*WORK TO BE COMPLETED*
Leaving out the pictures, retype all the material exactly.
START PROVIDED RECORDS
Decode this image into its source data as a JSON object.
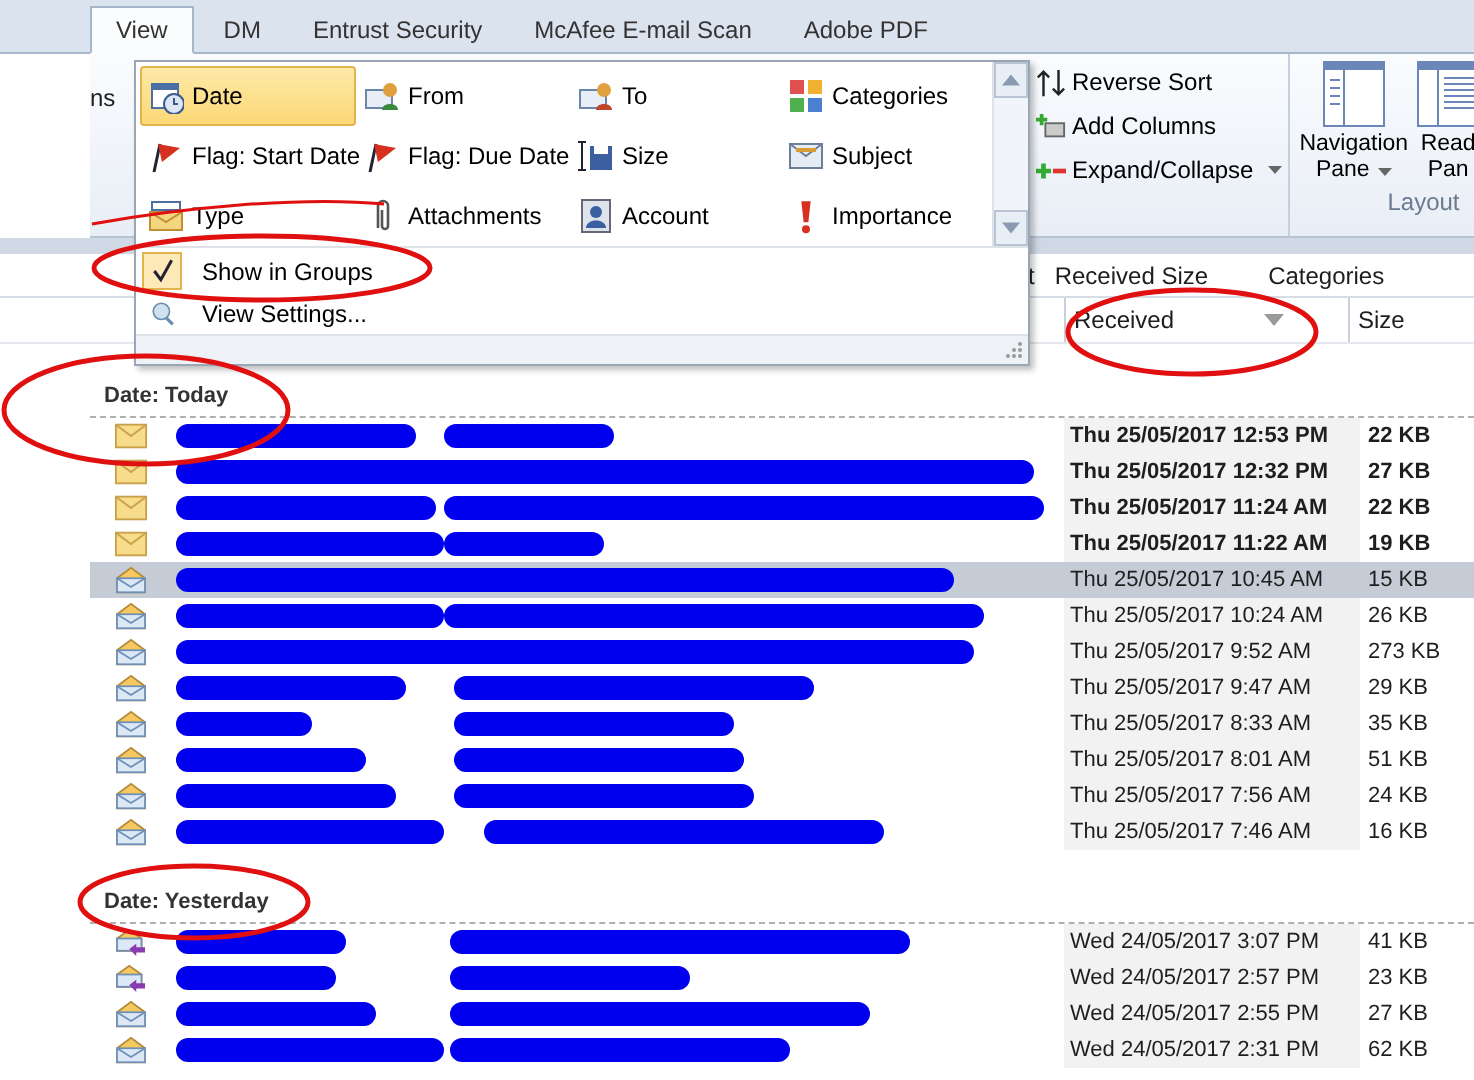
{
  "tabs": [
    {
      "label": "View",
      "selected": true
    },
    {
      "label": "DM",
      "selected": false
    },
    {
      "label": "Entrust Security",
      "selected": false
    },
    {
      "label": "McAfee E-mail Scan",
      "selected": false
    },
    {
      "label": "Adobe PDF",
      "selected": false
    }
  ],
  "ribbon": {
    "left_fragment": "ns",
    "sort_buttons": [
      {
        "label": "Reverse Sort",
        "dropdown": false
      },
      {
        "label": "Add Columns",
        "dropdown": false
      },
      {
        "label": "Expand/Collapse",
        "dropdown": true
      }
    ],
    "layout_buttons": [
      {
        "lines": [
          "Navigation",
          "Pane"
        ],
        "dropdown": true
      },
      {
        "lines": [
          "Read",
          "Pan"
        ],
        "dropdown": false
      }
    ],
    "layout_group_label": "Layout"
  },
  "arrange_menu": {
    "items": [
      {
        "label": "Date",
        "selected": true
      },
      {
        "label": "From",
        "selected": false
      },
      {
        "label": "To",
        "selected": false
      },
      {
        "label": "Categories",
        "selected": false
      },
      {
        "label": "Flag: Start Date",
        "selected": false
      },
      {
        "label": "Flag: Due Date",
        "selected": false
      },
      {
        "label": "Size",
        "selected": false
      },
      {
        "label": "Subject",
        "selected": false
      },
      {
        "label": "Type",
        "selected": false
      },
      {
        "label": "Attachments",
        "selected": false
      },
      {
        "label": "Account",
        "selected": false
      },
      {
        "label": "Importance",
        "selected": false
      }
    ],
    "options": [
      {
        "label": "Show in Groups",
        "checked": true
      },
      {
        "label": "View Settings...",
        "checked": false
      }
    ]
  },
  "column_tray": {
    "fragment": "t",
    "fields": [
      "Received Size",
      "Categories"
    ]
  },
  "columns": [
    {
      "label": "Received",
      "sorted": true
    },
    {
      "label": "Size",
      "sorted": false
    }
  ],
  "groups": [
    {
      "label": "Date: Today",
      "rows": [
        {
          "kind": "unread",
          "unread": true,
          "selected": false,
          "received": "Thu 25/05/2017 12:53 PM",
          "size": "22 KB"
        },
        {
          "kind": "unread",
          "unread": true,
          "selected": false,
          "received": "Thu 25/05/2017 12:32 PM",
          "size": "27 KB"
        },
        {
          "kind": "unread",
          "unread": true,
          "selected": false,
          "received": "Thu 25/05/2017 11:24 AM",
          "size": "22 KB"
        },
        {
          "kind": "unread",
          "unread": true,
          "selected": false,
          "received": "Thu 25/05/2017 11:22 AM",
          "size": "19 KB"
        },
        {
          "kind": "read",
          "unread": false,
          "selected": true,
          "received": "Thu 25/05/2017 10:45 AM",
          "size": "15 KB"
        },
        {
          "kind": "read",
          "unread": false,
          "selected": false,
          "received": "Thu 25/05/2017 10:24 AM",
          "size": "26 KB"
        },
        {
          "kind": "read",
          "unread": false,
          "selected": false,
          "received": "Thu 25/05/2017 9:52 AM",
          "size": "273 KB"
        },
        {
          "kind": "read",
          "unread": false,
          "selected": false,
          "received": "Thu 25/05/2017 9:47 AM",
          "size": "29 KB"
        },
        {
          "kind": "read",
          "unread": false,
          "selected": false,
          "received": "Thu 25/05/2017 8:33 AM",
          "size": "35 KB"
        },
        {
          "kind": "read",
          "unread": false,
          "selected": false,
          "received": "Thu 25/05/2017 8:01 AM",
          "size": "51 KB"
        },
        {
          "kind": "read",
          "unread": false,
          "selected": false,
          "received": "Thu 25/05/2017 7:56 AM",
          "size": "24 KB"
        },
        {
          "kind": "read",
          "unread": false,
          "selected": false,
          "received": "Thu 25/05/2017 7:46 AM",
          "size": "16 KB"
        }
      ]
    },
    {
      "label": "Date: Yesterday",
      "rows": [
        {
          "kind": "replied",
          "unread": false,
          "selected": false,
          "received": "Wed 24/05/2017 3:07 PM",
          "size": "41 KB"
        },
        {
          "kind": "replied",
          "unread": false,
          "selected": false,
          "received": "Wed 24/05/2017 2:57 PM",
          "size": "23 KB"
        },
        {
          "kind": "read",
          "unread": false,
          "selected": false,
          "received": "Wed 24/05/2017 2:55 PM",
          "size": "27 KB"
        },
        {
          "kind": "read",
          "unread": false,
          "selected": false,
          "received": "Wed 24/05/2017 2:31 PM",
          "size": "62 KB"
        }
      ]
    }
  ]
}
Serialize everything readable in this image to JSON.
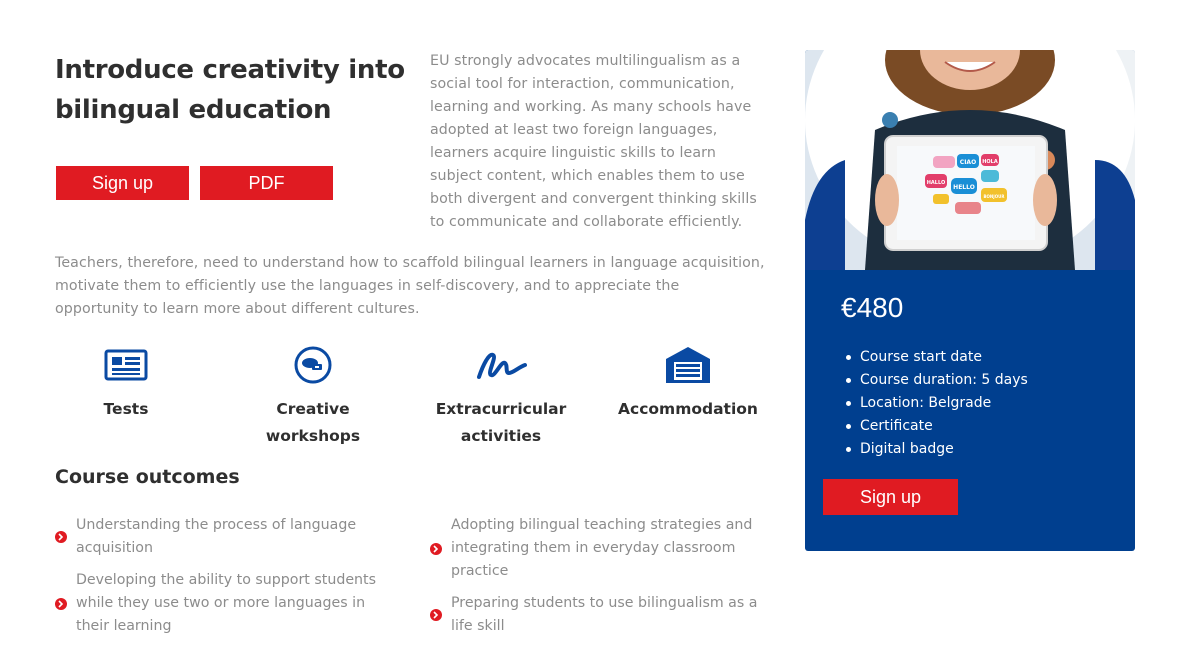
END PROVIDED RECORDS
*COMPLETE RESPONSE*
Decode this image into its source data as a JSON object.
{
  "tabs": [
    {
      "label": "View",
      "selected": true
    },
    {
      "label": "DM",
      "selected": false
    },
    {
      "label": "Entrust Security",
      "selected": false
    },
    {
      "label": "McAfee E-mail Scan",
      "selected": false
    },
    {
      "label": "Adobe PDF",
      "selected": false
    }
  ],
  "ribbon": {
    "left_fragment": "ns",
    "sort_buttons": [
      {
        "label": "Reverse Sort",
        "dropdown": false
      },
      {
        "label": "Add Columns",
        "dropdown": false
      },
      {
        "label": "Expand/Collapse",
        "dropdown": true
      }
    ],
    "layout_buttons": [
      {
        "lines": [
          "Navigation",
          "Pane"
        ],
        "dropdown": true
      },
      {
        "lines": [
          "Read",
          "Pan"
        ],
        "dropdown": false
      }
    ],
    "layout_group_label": "Layout"
  },
  "arrange_menu": {
    "items": [
      {
        "label": "Date",
        "selected": true
      },
      {
        "label": "From",
        "selected": false
      },
      {
        "label": "To",
        "selected": false
      },
      {
        "label": "Categories",
        "selected": false
      },
      {
        "label": "Flag: Start Date",
        "selected": false
      },
      {
        "label": "Flag: Due Date",
        "selected": false
      },
      {
        "label": "Size",
        "selected": false
      },
      {
        "label": "Subject",
        "selected": false
      },
      {
        "label": "Type",
        "selected": false
      },
      {
        "label": "Attachments",
        "selected": false
      },
      {
        "label": "Account",
        "selected": false
      },
      {
        "label": "Importance",
        "selected": false
      }
    ],
    "options": [
      {
        "label": "Show in Groups",
        "checked": true
      },
      {
        "label": "View Settings...",
        "checked": false
      }
    ]
  },
  "column_tray": {
    "fragment": "t",
    "fields": [
      "Received Size",
      "Categories"
    ]
  },
  "columns": [
    {
      "label": "Received",
      "sorted": true
    },
    {
      "label": "Size",
      "sorted": false
    }
  ],
  "groups": [
    {
      "label": "Date: Today",
      "rows": [
        {
          "kind": "unread",
          "unread": true,
          "selected": false,
          "received": "Thu 25/05/2017 12:53 PM",
          "size": "22 KB"
        },
        {
          "kind": "unread",
          "unread": true,
          "selected": false,
          "received": "Thu 25/05/2017 12:32 PM",
          "size": "27 KB"
        },
        {
          "kind": "unread",
          "unread": true,
          "selected": false,
          "received": "Thu 25/05/2017 11:24 AM",
          "size": "22 KB"
        },
        {
          "kind": "unread",
          "unread": true,
          "selected": false,
          "received": "Thu 25/05/2017 11:22 AM",
          "size": "19 KB"
        },
        {
          "kind": "read",
          "unread": false,
          "selected": true,
          "received": "Thu 25/05/2017 10:45 AM",
          "size": "15 KB"
        },
        {
          "kind": "read",
          "unread": false,
          "selected": false,
          "received": "Thu 25/05/2017 10:24 AM",
          "size": "26 KB"
        },
        {
          "kind": "read",
          "unread": false,
          "selected": false,
          "received": "Thu 25/05/2017 9:52 AM",
          "size": "273 KB"
        },
        {
          "kind": "read",
          "unread": false,
          "selected": false,
          "received": "Thu 25/05/2017 9:47 AM",
          "size": "29 KB"
        },
        {
          "kind": "read",
          "unread": false,
          "selected": false,
          "received": "Thu 25/05/2017 8:33 AM",
          "size": "35 KB"
        },
        {
          "kind": "read",
          "unread": false,
          "selected": false,
          "received": "Thu 25/05/2017 8:01 AM",
          "size": "51 KB"
        },
        {
          "kind": "read",
          "unread": false,
          "selected": false,
          "received": "Thu 25/05/2017 7:56 AM",
          "size": "24 KB"
        },
        {
          "kind": "read",
          "unread": false,
          "selected": false,
          "received": "Thu 25/05/2017 7:46 AM",
          "size": "16 KB"
        }
      ]
    },
    {
      "label": "Date: Yesterday",
      "rows": [
        {
          "kind": "replied",
          "unread": false,
          "selected": false,
          "received": "Wed 24/05/2017 3:07 PM",
          "size": "41 KB"
        },
        {
          "kind": "replied",
          "unread": false,
          "selected": false,
          "received": "Wed 24/05/2017 2:57 PM",
          "size": "23 KB"
        },
        {
          "kind": "read",
          "unread": false,
          "selected": false,
          "received": "Wed 24/05/2017 2:55 PM",
          "size": "27 KB"
        },
        {
          "kind": "read",
          "unread": false,
          "selected": false,
          "received": "Wed 24/05/2017 2:31 PM",
          "size": "62 KB"
        }
      ]
    }
  ]
}
Serialize everything readable in this image to JSON.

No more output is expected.